Exercise requirements
Nothing should be left out: output all of the entries exactly.

Dataset records

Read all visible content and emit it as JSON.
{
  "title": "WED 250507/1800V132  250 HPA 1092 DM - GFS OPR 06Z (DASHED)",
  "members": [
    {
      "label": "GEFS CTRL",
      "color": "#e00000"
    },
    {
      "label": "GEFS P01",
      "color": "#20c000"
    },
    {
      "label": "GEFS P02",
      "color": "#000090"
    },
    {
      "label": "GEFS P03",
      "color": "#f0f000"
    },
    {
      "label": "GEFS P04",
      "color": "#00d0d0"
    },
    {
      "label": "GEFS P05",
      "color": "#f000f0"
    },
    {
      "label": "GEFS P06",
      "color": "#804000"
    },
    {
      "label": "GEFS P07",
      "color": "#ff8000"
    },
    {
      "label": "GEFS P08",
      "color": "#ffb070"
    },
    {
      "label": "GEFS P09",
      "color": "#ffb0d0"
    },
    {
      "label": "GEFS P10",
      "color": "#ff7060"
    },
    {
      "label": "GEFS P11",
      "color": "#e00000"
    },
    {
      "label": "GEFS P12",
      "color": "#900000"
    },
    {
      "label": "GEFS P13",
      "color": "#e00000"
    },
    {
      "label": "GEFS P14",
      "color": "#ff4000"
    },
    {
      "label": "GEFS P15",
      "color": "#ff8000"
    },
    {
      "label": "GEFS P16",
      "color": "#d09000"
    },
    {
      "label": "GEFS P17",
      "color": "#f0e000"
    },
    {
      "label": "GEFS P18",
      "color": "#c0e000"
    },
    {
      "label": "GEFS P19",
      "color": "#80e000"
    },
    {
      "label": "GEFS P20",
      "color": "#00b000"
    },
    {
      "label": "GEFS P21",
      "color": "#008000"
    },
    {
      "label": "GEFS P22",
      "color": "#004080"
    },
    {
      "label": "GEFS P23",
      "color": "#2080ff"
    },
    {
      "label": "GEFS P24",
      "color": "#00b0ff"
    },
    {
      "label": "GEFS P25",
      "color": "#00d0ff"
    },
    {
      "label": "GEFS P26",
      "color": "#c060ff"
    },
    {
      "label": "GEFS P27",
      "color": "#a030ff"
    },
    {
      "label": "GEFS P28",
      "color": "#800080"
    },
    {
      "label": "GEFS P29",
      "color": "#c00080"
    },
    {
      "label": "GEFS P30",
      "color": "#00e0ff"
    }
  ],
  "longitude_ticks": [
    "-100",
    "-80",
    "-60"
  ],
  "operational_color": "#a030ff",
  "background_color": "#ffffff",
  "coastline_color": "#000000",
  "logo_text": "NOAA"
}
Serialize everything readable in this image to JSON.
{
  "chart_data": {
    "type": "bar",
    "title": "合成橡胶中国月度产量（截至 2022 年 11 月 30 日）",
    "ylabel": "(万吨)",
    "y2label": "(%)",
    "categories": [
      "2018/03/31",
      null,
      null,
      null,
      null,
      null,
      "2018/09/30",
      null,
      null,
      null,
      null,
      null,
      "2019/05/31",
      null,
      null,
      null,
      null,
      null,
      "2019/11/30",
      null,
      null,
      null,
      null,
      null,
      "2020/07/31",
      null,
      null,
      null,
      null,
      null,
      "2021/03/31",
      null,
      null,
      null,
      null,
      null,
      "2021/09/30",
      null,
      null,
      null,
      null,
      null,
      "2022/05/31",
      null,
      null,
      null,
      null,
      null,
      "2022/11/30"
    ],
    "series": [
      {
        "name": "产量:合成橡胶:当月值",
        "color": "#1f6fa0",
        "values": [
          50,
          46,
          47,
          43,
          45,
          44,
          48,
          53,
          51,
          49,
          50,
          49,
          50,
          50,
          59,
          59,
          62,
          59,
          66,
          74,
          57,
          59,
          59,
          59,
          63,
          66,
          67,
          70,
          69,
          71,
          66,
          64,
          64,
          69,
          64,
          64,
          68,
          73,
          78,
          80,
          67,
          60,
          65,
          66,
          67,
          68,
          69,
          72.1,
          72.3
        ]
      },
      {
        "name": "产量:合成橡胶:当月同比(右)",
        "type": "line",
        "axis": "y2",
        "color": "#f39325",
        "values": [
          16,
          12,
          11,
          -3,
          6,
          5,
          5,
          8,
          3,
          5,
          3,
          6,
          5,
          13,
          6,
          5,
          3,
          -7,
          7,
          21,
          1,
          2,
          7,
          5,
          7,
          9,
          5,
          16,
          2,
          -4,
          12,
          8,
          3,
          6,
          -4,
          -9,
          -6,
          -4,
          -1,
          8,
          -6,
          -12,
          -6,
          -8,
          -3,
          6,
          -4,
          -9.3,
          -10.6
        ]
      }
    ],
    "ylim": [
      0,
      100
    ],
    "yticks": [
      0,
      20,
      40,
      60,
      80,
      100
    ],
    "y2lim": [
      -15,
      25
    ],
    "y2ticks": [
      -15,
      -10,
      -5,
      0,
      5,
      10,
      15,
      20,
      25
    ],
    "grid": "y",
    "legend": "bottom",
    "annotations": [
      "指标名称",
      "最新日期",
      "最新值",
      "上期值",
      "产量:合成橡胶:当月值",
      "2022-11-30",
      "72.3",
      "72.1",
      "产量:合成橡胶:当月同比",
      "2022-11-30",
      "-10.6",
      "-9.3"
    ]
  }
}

Answer to this problem
Read all visible content and emit it as JSON.
{
  "title": "WED 250507/1800V132  250 HPA 1092 DM - GFS OPR 06Z (DASHED)",
  "members": [
    {
      "label": "GEFS CTRL",
      "color": "#e00000"
    },
    {
      "label": "GEFS P01",
      "color": "#20c000"
    },
    {
      "label": "GEFS P02",
      "color": "#000090"
    },
    {
      "label": "GEFS P03",
      "color": "#f0f000"
    },
    {
      "label": "GEFS P04",
      "color": "#00d0d0"
    },
    {
      "label": "GEFS P05",
      "color": "#f000f0"
    },
    {
      "label": "GEFS P06",
      "color": "#804000"
    },
    {
      "label": "GEFS P07",
      "color": "#ff8000"
    },
    {
      "label": "GEFS P08",
      "color": "#ffb070"
    },
    {
      "label": "GEFS P09",
      "color": "#ffb0d0"
    },
    {
      "label": "GEFS P10",
      "color": "#ff7060"
    },
    {
      "label": "GEFS P11",
      "color": "#e00000"
    },
    {
      "label": "GEFS P12",
      "color": "#900000"
    },
    {
      "label": "GEFS P13",
      "color": "#e00000"
    },
    {
      "label": "GEFS P14",
      "color": "#ff4000"
    },
    {
      "label": "GEFS P15",
      "color": "#ff8000"
    },
    {
      "label": "GEFS P16",
      "color": "#d09000"
    },
    {
      "label": "GEFS P17",
      "color": "#f0e000"
    },
    {
      "label": "GEFS P18",
      "color": "#c0e000"
    },
    {
      "label": "GEFS P19",
      "color": "#80e000"
    },
    {
      "label": "GEFS P20",
      "color": "#00b000"
    },
    {
      "label": "GEFS P21",
      "color": "#008000"
    },
    {
      "label": "GEFS P22",
      "color": "#004080"
    },
    {
      "label": "GEFS P23",
      "color": "#2080ff"
    },
    {
      "label": "GEFS P24",
      "color": "#00b0ff"
    },
    {
      "label": "GEFS P25",
      "color": "#00d0ff"
    },
    {
      "label": "GEFS P26",
      "color": "#c060ff"
    },
    {
      "label": "GEFS P27",
      "color": "#a030ff"
    },
    {
      "label": "GEFS P28",
      "color": "#800080"
    },
    {
      "label": "GEFS P29",
      "color": "#c00080"
    },
    {
      "label": "GEFS P30",
      "color": "#00e0ff"
    }
  ],
  "longitude_ticks": [
    "-100",
    "-80",
    "-60"
  ],
  "operational_color": "#a030ff",
  "background_color": "#ffffff",
  "coastline_color": "#000000",
  "logo_text": "NOAA"
}
Serialize everything readable in this image to JSON.
{
  "chart_data": {
    "type": "bar",
    "title": "合成橡胶中国月度产量（截至 2022 年 11 月 30 日）",
    "ylabel": "(万吨)",
    "y2label": "(%)",
    "categories": [
      "2018/03/31",
      null,
      null,
      null,
      null,
      null,
      "2018/09/30",
      null,
      null,
      null,
      null,
      null,
      "2019/05/31",
      null,
      null,
      null,
      null,
      null,
      "2019/11/30",
      null,
      null,
      null,
      null,
      null,
      "2020/07/31",
      null,
      null,
      null,
      null,
      null,
      "2021/03/31",
      null,
      null,
      null,
      null,
      null,
      "2021/09/30",
      null,
      null,
      null,
      null,
      null,
      "2022/05/31",
      null,
      null,
      null,
      null,
      null,
      "2022/11/30"
    ],
    "series": [
      {
        "name": "产量:合成橡胶:当月值",
        "color": "#1f6fa0",
        "values": [
          50,
          46,
          47,
          43,
          45,
          44,
          48,
          53,
          51,
          49,
          50,
          49,
          50,
          50,
          59,
          59,
          62,
          59,
          66,
          74,
          57,
          59,
          59,
          59,
          63,
          66,
          67,
          70,
          69,
          71,
          66,
          64,
          64,
          69,
          64,
          64,
          68,
          73,
          78,
          80,
          67,
          60,
          65,
          66,
          67,
          68,
          69,
          72.1,
          72.3
        ]
      },
      {
        "name": "产量:合成橡胶:当月同比(右)",
        "type": "line",
        "axis": "y2",
        "color": "#f39325",
        "values": [
          16,
          12,
          11,
          -3,
          6,
          5,
          5,
          8,
          3,
          5,
          3,
          6,
          5,
          13,
          6,
          5,
          3,
          -7,
          7,
          21,
          1,
          2,
          7,
          5,
          7,
          9,
          5,
          16,
          2,
          -4,
          12,
          8,
          3,
          6,
          -4,
          -9,
          -6,
          -4,
          -1,
          8,
          -6,
          -12,
          -6,
          -8,
          -3,
          6,
          -4,
          -9.3,
          -10.6
        ]
      }
    ],
    "ylim": [
      0,
      100
    ],
    "yticks": [
      0,
      20,
      40,
      60,
      80,
      100
    ],
    "y2lim": [
      -15,
      25
    ],
    "y2ticks": [
      -15,
      -10,
      -5,
      0,
      5,
      10,
      15,
      20,
      25
    ],
    "grid": "y",
    "legend": "bottom",
    "annotations": [
      "指标名称",
      "最新日期",
      "最新值",
      "上期值",
      "产量:合成橡胶:当月值",
      "2022-11-30",
      "72.3",
      "72.1",
      "产量:合成橡胶:当月同比",
      "2022-11-30",
      "-10.6",
      "-9.3"
    ]
  }
}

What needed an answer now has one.